* **Your instructions**
Everything from the line containing "What's the underlying" down to the last line of the entries below must be transcribed exactly, and nothing else.

* **Data shown**
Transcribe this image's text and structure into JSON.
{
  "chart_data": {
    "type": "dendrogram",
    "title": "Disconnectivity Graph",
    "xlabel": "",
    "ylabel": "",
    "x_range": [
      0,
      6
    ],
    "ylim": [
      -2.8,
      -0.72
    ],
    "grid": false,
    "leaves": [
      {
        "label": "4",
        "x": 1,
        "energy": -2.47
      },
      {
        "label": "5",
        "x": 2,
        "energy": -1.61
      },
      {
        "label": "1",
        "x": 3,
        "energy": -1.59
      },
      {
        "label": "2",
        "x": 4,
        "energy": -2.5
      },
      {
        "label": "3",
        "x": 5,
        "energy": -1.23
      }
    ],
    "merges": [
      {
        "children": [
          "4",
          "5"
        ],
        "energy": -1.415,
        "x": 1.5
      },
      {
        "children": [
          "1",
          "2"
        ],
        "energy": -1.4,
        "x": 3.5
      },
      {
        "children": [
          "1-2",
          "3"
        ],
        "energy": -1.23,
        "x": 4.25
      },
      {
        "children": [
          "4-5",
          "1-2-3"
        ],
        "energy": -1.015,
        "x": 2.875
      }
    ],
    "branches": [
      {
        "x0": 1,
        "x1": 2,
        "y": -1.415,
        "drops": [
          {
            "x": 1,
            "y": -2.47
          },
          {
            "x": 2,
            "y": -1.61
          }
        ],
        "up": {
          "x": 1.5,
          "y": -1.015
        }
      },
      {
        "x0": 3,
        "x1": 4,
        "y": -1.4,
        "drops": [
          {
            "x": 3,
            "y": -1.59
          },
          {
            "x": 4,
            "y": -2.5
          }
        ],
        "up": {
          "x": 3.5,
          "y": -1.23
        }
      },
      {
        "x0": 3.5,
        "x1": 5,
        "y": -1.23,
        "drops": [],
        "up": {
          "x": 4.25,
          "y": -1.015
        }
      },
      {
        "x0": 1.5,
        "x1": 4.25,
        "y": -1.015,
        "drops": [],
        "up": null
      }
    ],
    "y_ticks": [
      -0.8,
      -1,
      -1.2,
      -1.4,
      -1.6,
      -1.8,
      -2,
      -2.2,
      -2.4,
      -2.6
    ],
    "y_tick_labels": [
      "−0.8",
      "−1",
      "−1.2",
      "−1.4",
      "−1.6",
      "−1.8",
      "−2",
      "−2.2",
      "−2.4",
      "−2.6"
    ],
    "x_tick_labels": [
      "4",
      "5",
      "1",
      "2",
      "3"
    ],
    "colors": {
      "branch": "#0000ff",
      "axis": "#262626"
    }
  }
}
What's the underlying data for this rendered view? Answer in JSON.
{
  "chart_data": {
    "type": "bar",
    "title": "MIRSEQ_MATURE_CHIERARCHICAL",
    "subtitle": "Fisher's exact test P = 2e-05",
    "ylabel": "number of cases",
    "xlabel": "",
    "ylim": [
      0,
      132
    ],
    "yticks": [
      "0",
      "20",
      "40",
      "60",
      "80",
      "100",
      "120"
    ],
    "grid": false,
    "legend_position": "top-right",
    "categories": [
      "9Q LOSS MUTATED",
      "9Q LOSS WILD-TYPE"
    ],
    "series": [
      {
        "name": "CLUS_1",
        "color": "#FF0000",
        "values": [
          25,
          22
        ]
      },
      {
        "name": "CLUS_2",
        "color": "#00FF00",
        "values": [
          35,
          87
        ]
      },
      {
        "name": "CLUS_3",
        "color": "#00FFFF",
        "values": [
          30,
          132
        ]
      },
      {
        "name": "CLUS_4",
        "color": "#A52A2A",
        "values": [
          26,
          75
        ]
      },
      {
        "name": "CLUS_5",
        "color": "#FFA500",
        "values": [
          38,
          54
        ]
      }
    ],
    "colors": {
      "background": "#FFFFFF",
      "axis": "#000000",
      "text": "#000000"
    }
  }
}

* **Answer in full**
What's the underlying data for this rendered view? Answer in JSON.
{
  "chart_data": {
    "type": "bar",
    "title": "MIRSEQ_MATURE_CHIERARCHICAL",
    "subtitle": "Fisher's exact test P = 2e-05",
    "ylabel": "number of cases",
    "xlabel": "",
    "ylim": [
      0,
      132
    ],
    "yticks": [
      "0",
      "20",
      "40",
      "60",
      "80",
      "100",
      "120"
    ],
    "grid": false,
    "legend_position": "top-right",
    "categories": [
      "9Q LOSS MUTATED",
      "9Q LOSS WILD-TYPE"
    ],
    "series": [
      {
        "name": "CLUS_1",
        "color": "#FF0000",
        "values": [
          25,
          22
        ]
      },
      {
        "name": "CLUS_2",
        "color": "#00FF00",
        "values": [
          35,
          87
        ]
      },
      {
        "name": "CLUS_3",
        "color": "#00FFFF",
        "values": [
          30,
          132
        ]
      },
      {
        "name": "CLUS_4",
        "color": "#A52A2A",
        "values": [
          26,
          75
        ]
      },
      {
        "name": "CLUS_5",
        "color": "#FFA500",
        "values": [
          38,
          54
        ]
      }
    ],
    "colors": {
      "background": "#FFFFFF",
      "axis": "#000000",
      "text": "#000000"
    }
  }
}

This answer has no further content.